START

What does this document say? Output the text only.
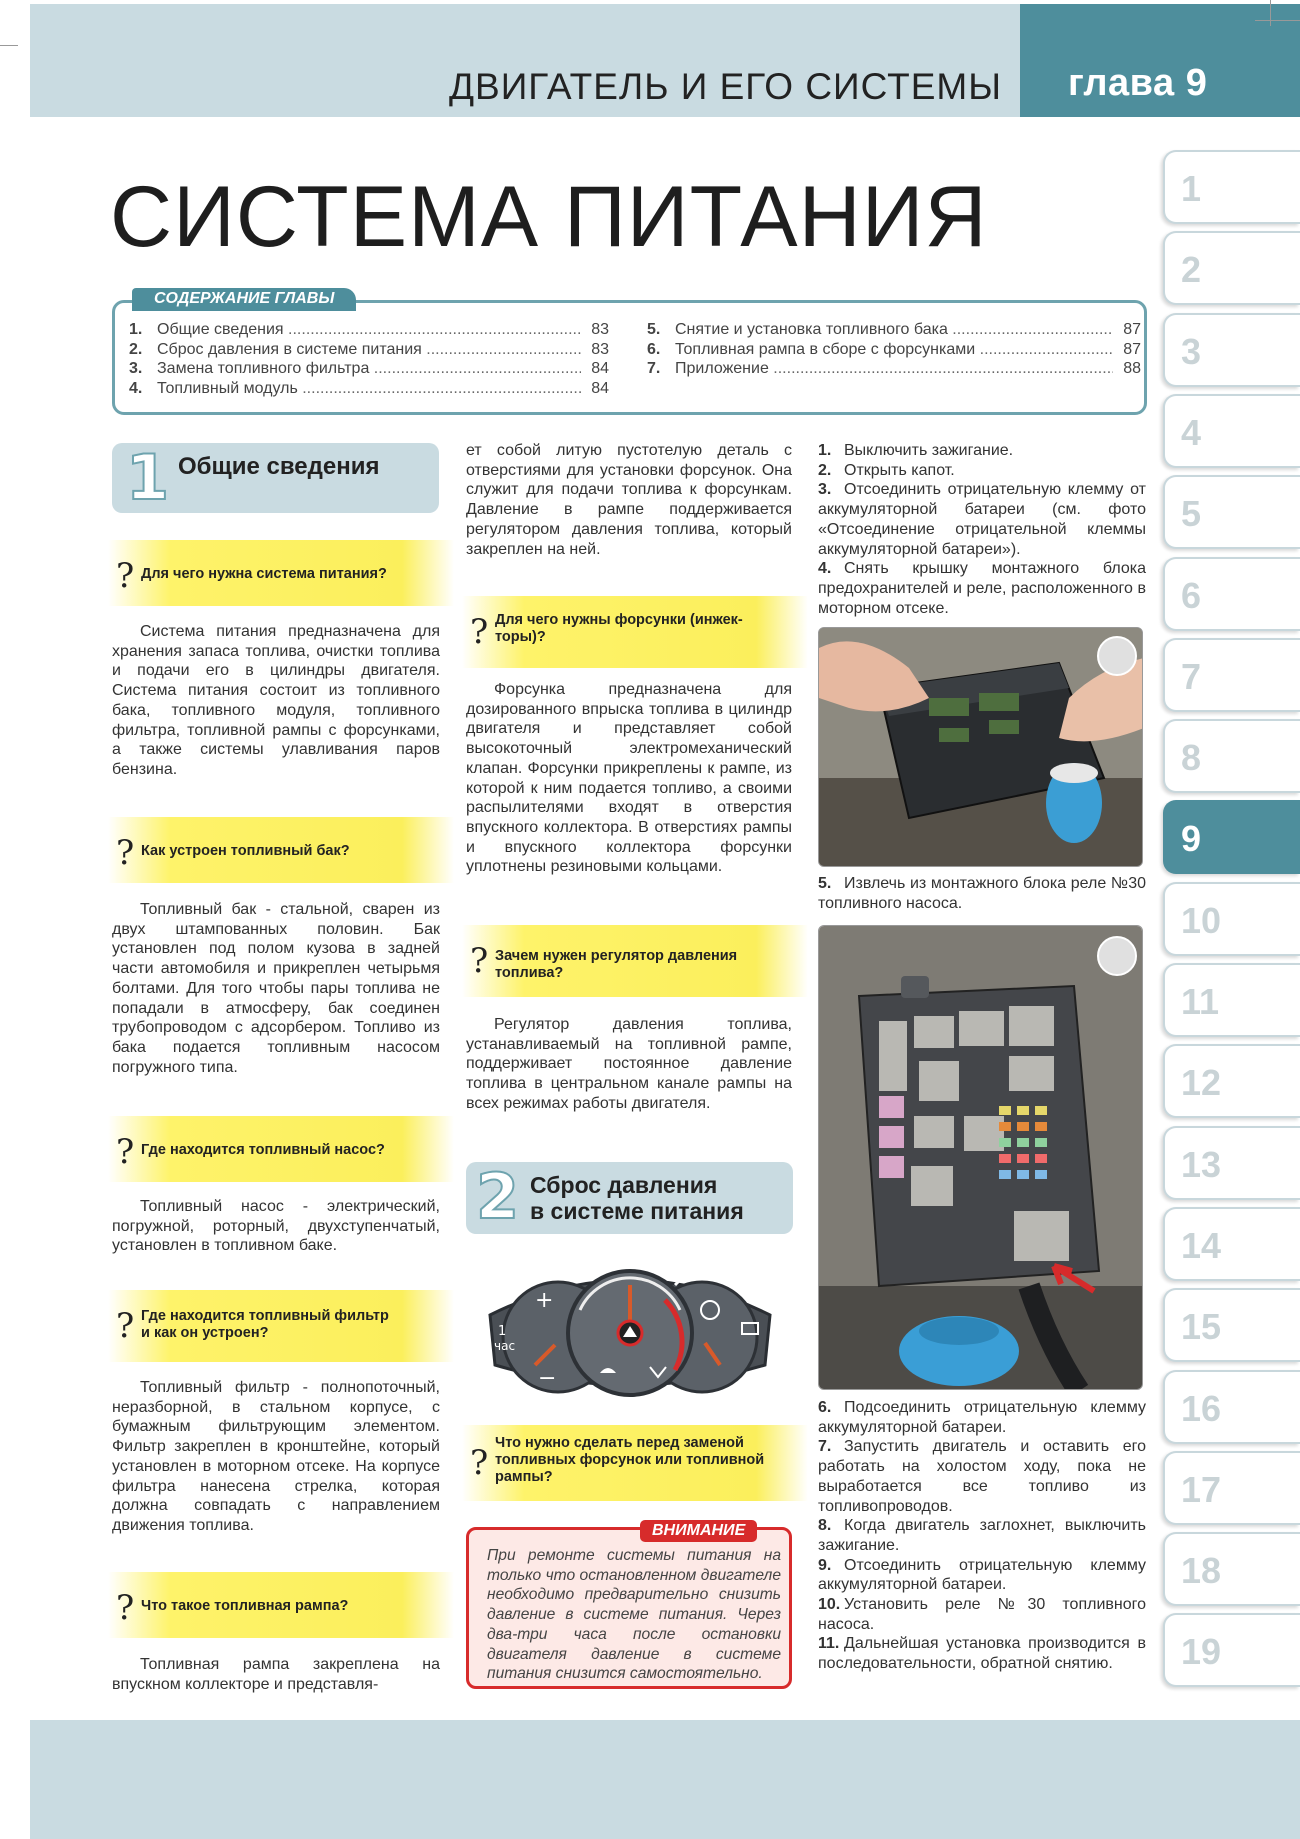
ДВИГАТЕЛЬ И ЕГО СИСТЕМЫ глава 9
СИСТЕМА ПИТАНИЯ	1
2
3
4
5
6
7
8
9
10
11
12
13
14
15
16
17
18
19
1. Общие сведения .....	83
2. Сброс давления в системе питания .....	83
3. Замена топливного фильтра .....	84
4. Топливный модуль .....	84
5. Снятие и установка топливного бака .....	87
6. Топливная рампа в сборе с форсунками .....	87
7. Приложение .....	88
СОДЕРЖАНИЕ ГЛАВЫ
1 Общие сведения
? Для чего нужна система питания?
Система питания предназначена для хранения запаса топлива, очистки топлива и подачи его в цилиндры двигателя. Система питания состоит из топливного бака, топливного модуля, топливного фильтра, топливной рампы с форсунками, а также системы улавливания паров бензина.
? Как устроен топливный бак?
Топливный бак - стальной, сварен из двух штампованных половин. Бак установлен под полом кузова в задней части автомобиля и прикреплен четырьмя болтами. Для того чтобы пары топлива не попадали в атмосферу, бак соединен трубопроводом с адсорбером. Топливо из бака подается топливным насосом погружного типа.
? Где находится топливный насос?
Топливный насос - электрический, погружной, роторный, двухступенчатый, установлен в топливном баке.
? Где находится топливный фильтр
и как он устроен?
Топливный фильтр - полнопоточный, неразборной, в стальном корпусе, с бумажным фильтрующим элементом. Фильтр закреплен в кронштейне, который установлен в моторном отсеке. На корпусе фильтра нанесена стрелка, которая должна совпадать с направлением движения топлива.
? Что такое топливная рампа?
Топливная рампа закреплена на впускном коллекторе и представля-
ет собой литую пустотелую деталь с отверстиями для установки форсунок. Она служит для подачи топлива к форсункам. Давление в рампе поддерживается регулятором давления топлива, который закреплен на ней.
? Для чего нужны форсунки (инжек-
торы)?
Форсунка предназначена для дозированного впрыска топлива в цилиндр двигателя и представляет собой высокоточный электромеханический клапан. Форсунки прикреплены к рампе, из которой к ним подается топливо, а своими распылителями входят в отверстия впускного коллектора. В отверстиях рампы и впускного коллектора форсунки уплотнены резиновыми кольцами.
? Зачем нужен регулятор давления
топлива?
Регулятор давления топлива, устанавливаемый на топливной рампе, поддерживает постоянное давление топлива в центральном канале рампы на всех режимах работы двигателя.
2 Сброс давления
в системе питания
+
−
1
час
? Что нужно сделать перед заменой
топливных форсунок или топливной
рампы?
При ремонте системы питания на только что остановленном двигателе необходимо предварительно снизить давление в системе питания. Через два-три часа после остановки двигателя давление в системе питания снизится самостоятельно.
ВНИМАНИЕ
1. Выключить зажигание.
2. Открыть капот.
3. Отсоединить отрицательную клемму от аккумуляторной батареи (см. фото «Отсоединение отрицательной клеммы аккумуляторной батареи»).
4. Снять крышку монтажного блока предохранителей и реле, расположенного в моторном отсеке.
5. Извлечь из монтажного блока реле №30 топливного насоса.
6. Подсоединить отрицательную клемму аккумуляторной батареи.
7. Запустить двигатель и оставить его работать на холостом ходу, пока не выработается все топливо из топливопроводов.
8. Когда двигатель заглохнет, выключить зажигание.
9. Отсоединить отрицательную клемму аккумуляторной батареи.
10. Установить реле №30 топливного насоса.
11. Дальнейшая установка производится в последовательности, обратной снятию.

END

All of the material above is to be copied exactly, except for its images.

» Reply to the task:
What does this document say? Output the text only.
ДВИГАТЕЛЬ И ЕГО СИСТЕМЫ глава 9
СИСТЕМА ПИТАНИЯ	1
2
3
4
5
6
7
8
9
10
11
12
13
14
15
16
17
18
19
1. Общие сведения .....	83
2. Сброс давления в системе питания .....	83
3. Замена топливного фильтра .....	84
4. Топливный модуль .....	84
5. Снятие и установка топливного бака .....	87
6. Топливная рампа в сборе с форсунками .....	87
7. Приложение .....	88
СОДЕРЖАНИЕ ГЛАВЫ
1 Общие сведения
? Для чего нужна система питания?
Система питания предназначена для хранения запаса топлива, очистки топлива и подачи его в цилиндры двигателя. Система питания состоит из топливного бака, топливного модуля, топливного фильтра, топливной рампы с форсунками, а также системы улавливания паров бензина.
? Как устроен топливный бак?
Топливный бак - стальной, сварен из двух штампованных половин. Бак установлен под полом кузова в задней части автомобиля и прикреплен четырьмя болтами. Для того чтобы пары топлива не попадали в атмосферу, бак соединен трубопроводом с адсорбером. Топливо из бака подается топливным насосом погружного типа.
? Где находится топливный насос?
Топливный насос - электрический, погружной, роторный, двухступенчатый, установлен в топливном баке.
? Где находится топливный фильтр
и как он устроен?
Топливный фильтр - полнопоточный, неразборной, в стальном корпусе, с бумажным фильтрующим элементом. Фильтр закреплен в кронштейне, который установлен в моторном отсеке. На корпусе фильтра нанесена стрелка, которая должна совпадать с направлением движения топлива.
? Что такое топливная рампа?
Топливная рампа закреплена на впускном коллекторе и представля-
ет собой литую пустотелую деталь с отверстиями для установки форсунок. Она служит для подачи топлива к форсункам. Давление в рампе поддерживается регулятором давления топлива, который закреплен на ней.
? Для чего нужны форсунки (инжек-
торы)?
Форсунка предназначена для дозированного впрыска топлива в цилиндр двигателя и представляет собой высокоточный электромеханический клапан. Форсунки прикреплены к рампе, из которой к ним подается топливо, а своими распылителями входят в отверстия впускного коллектора. В отверстиях рампы и впускного коллектора форсунки уплотнены резиновыми кольцами.
? Зачем нужен регулятор давления
топлива?
Регулятор давления топлива, устанавливаемый на топливной рампе, поддерживает постоянное давление топлива в центральном канале рампы на всех режимах работы двигателя.
2 Сброс давления
в системе питания
+
−
1
час
? Что нужно сделать перед заменой
топливных форсунок или топливной
рампы?
При ремонте системы питания на только что остановленном двигателе необходимо предварительно снизить давление в системе питания. Через два-три часа после остановки двигателя давление в системе питания снизится самостоятельно.
ВНИМАНИЕ
1. Выключить зажигание.
2. Открыть капот.
3. Отсоединить отрицательную клемму от аккумуляторной батареи (см. фото «Отсоединение отрицательной клеммы аккумуляторной батареи»).
4. Снять крышку монтажного блока предохранителей и реле, расположенного в моторном отсеке.
5. Извлечь из монтажного блока реле №30 топливного насоса.
6. Подсоединить отрицательную клемму аккумуляторной батареи.
7. Запустить двигатель и оставить его работать на холостом ходу, пока не выработается все топливо из топливопроводов.
8. Когда двигатель заглохнет, выключить зажигание.
9. Отсоединить отрицательную клемму аккумуляторной батареи.
10. Установить реле №30 топливного насоса.
11. Дальнейшая установка производится в последовательности, обратной снятию.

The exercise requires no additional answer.